→ **Objective**
Search the data below for the string "this". Extract every line that contains it.

# # # # #

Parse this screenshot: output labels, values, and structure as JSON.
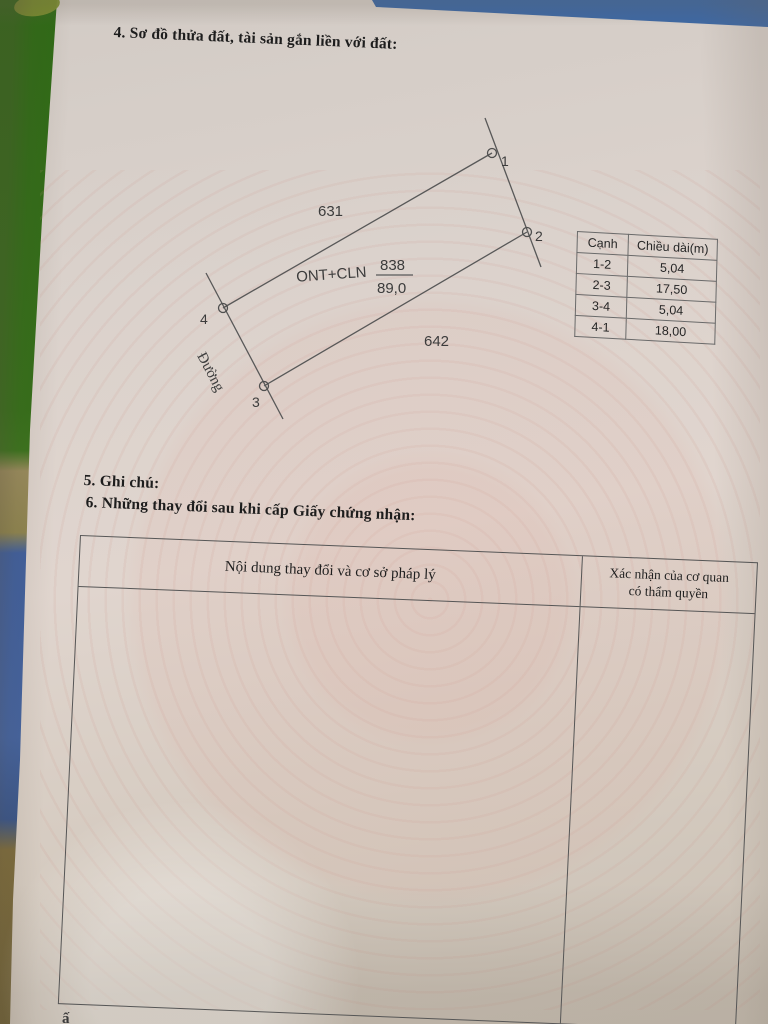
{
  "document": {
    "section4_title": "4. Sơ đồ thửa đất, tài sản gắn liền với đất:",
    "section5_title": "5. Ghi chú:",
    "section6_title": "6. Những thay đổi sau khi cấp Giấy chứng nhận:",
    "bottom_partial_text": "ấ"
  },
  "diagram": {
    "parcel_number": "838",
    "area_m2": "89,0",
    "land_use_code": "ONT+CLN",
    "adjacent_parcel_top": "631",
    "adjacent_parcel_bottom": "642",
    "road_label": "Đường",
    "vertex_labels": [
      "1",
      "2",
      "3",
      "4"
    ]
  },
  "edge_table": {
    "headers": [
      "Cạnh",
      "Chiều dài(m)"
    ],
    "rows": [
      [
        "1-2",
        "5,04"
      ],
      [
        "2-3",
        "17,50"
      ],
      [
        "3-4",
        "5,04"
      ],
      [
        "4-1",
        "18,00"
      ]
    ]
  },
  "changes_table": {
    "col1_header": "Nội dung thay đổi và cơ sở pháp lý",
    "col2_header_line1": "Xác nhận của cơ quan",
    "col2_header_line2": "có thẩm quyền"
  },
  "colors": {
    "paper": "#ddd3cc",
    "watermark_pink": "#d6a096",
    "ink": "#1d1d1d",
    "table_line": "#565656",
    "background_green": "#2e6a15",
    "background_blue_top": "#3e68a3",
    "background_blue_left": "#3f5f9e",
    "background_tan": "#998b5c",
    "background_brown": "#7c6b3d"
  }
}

# # # # #

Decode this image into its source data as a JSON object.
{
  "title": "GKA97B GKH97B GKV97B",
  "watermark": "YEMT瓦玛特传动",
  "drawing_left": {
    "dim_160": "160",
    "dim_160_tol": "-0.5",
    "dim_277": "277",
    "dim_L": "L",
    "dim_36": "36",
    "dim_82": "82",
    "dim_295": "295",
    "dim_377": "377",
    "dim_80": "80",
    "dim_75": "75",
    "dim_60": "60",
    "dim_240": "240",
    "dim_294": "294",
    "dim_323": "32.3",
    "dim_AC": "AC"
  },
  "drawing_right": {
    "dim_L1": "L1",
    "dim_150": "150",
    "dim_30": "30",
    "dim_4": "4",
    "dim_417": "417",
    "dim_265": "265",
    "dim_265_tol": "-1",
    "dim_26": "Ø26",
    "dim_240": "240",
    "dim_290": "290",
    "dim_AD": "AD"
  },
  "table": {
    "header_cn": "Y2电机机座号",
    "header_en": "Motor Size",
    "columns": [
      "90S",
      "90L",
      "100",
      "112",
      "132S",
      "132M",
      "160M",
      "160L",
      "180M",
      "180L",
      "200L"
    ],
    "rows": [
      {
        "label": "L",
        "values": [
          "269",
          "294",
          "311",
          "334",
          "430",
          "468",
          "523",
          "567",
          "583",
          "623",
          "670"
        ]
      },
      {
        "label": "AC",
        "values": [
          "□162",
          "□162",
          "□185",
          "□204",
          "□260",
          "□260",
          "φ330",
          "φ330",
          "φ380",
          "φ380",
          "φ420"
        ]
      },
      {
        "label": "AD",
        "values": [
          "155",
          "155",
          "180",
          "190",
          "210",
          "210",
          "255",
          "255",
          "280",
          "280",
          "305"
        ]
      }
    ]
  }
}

# # # # #

→ **Task solution**
Parse this screenshot: output labels, values, and structure as JSON.
Decode this image into its source data as a JSON object.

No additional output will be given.